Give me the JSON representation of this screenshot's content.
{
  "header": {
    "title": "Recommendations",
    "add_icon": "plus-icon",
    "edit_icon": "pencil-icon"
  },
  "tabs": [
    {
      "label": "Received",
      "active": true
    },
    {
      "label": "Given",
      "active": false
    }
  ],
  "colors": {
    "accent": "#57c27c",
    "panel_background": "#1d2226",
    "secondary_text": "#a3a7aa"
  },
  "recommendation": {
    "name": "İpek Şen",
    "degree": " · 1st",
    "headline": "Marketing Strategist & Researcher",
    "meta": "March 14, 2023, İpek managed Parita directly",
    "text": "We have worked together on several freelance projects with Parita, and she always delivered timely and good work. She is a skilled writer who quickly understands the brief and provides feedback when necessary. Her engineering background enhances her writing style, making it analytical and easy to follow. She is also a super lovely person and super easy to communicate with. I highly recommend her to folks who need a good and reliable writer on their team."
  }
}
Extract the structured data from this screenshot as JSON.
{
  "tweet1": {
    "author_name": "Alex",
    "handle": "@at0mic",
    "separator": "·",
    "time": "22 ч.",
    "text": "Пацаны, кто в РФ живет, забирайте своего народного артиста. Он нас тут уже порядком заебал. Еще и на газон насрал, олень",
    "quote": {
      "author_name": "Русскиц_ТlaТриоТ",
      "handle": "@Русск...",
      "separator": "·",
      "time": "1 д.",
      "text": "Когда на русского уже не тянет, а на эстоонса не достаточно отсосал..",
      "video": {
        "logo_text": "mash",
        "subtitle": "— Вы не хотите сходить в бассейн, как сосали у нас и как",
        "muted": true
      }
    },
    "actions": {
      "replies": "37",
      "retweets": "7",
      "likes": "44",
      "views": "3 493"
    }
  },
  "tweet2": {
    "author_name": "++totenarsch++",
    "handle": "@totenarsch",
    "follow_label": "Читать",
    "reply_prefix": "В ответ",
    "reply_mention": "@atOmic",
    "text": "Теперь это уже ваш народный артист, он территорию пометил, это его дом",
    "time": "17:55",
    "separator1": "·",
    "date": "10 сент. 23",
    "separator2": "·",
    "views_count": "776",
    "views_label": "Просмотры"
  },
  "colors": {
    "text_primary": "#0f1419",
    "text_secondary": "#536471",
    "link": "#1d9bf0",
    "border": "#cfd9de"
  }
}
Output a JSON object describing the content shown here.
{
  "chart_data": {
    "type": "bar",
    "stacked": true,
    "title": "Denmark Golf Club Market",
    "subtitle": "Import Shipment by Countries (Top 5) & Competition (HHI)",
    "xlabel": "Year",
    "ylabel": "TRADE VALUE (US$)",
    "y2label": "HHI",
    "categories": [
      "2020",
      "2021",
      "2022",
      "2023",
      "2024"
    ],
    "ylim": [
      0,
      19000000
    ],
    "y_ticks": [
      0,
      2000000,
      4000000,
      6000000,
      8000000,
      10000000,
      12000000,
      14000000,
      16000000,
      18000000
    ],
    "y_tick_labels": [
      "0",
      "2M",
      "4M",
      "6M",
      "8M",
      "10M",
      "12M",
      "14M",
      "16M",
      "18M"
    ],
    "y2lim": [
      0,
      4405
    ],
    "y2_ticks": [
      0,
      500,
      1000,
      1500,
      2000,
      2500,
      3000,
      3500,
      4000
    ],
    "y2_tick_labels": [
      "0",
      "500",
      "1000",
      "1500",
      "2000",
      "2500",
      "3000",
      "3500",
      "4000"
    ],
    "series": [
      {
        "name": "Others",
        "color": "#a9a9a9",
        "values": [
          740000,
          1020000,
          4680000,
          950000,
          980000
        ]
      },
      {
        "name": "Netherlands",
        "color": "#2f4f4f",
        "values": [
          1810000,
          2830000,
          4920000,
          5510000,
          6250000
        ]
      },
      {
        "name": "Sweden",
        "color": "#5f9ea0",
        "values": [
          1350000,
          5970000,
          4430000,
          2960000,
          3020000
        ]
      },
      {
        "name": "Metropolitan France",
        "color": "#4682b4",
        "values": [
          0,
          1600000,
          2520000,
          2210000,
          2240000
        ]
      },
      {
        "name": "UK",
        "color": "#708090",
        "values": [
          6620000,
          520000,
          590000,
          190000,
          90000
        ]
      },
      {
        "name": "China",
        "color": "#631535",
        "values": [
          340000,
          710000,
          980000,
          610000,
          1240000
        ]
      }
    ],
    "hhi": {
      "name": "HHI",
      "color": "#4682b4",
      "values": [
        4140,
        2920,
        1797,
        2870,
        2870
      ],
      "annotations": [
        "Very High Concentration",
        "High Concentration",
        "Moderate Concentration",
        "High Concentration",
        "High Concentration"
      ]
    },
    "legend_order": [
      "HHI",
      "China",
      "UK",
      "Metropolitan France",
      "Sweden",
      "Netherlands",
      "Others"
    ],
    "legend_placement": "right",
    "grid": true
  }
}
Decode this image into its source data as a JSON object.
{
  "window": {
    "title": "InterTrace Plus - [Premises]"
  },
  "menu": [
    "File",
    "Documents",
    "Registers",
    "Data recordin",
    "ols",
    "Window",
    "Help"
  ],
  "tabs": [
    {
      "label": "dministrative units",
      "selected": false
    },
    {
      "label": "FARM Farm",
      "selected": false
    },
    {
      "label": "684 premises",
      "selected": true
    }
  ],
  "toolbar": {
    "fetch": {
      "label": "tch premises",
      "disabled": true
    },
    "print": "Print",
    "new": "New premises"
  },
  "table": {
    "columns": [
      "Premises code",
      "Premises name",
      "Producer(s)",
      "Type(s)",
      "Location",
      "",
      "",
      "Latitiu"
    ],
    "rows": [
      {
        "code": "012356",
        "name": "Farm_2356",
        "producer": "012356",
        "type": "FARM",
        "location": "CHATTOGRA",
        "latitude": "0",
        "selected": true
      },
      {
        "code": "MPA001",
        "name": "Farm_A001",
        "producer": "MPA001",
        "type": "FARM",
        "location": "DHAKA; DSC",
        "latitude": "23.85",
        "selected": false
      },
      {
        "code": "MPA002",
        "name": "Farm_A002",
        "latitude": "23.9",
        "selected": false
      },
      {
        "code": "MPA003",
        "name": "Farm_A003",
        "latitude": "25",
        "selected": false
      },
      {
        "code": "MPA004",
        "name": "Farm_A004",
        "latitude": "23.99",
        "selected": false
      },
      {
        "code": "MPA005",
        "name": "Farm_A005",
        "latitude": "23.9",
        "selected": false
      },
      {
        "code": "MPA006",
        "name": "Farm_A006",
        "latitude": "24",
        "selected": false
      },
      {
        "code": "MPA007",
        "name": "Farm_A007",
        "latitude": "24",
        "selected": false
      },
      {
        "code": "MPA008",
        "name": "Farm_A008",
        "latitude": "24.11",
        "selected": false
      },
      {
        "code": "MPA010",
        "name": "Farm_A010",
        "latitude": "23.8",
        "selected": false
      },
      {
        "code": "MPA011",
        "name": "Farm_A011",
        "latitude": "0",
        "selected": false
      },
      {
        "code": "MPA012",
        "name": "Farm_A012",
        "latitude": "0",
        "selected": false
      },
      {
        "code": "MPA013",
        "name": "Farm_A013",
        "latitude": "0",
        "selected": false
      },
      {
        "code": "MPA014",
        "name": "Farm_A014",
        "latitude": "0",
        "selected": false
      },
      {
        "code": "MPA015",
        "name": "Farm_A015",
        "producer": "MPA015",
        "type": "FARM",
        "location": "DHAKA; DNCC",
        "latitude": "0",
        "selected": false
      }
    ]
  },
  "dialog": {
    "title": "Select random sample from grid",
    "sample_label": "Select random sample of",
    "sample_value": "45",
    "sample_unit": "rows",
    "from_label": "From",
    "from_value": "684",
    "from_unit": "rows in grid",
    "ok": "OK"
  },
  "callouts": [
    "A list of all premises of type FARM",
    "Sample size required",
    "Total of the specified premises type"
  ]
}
____
**SHORT TASK**
Lines of the material that contain the word "rows" are to be gathered.

**ANSWER TO THIS TASK**
    "rows": [
    "sample_unit": "rows",
    "from_unit": "rows in grid",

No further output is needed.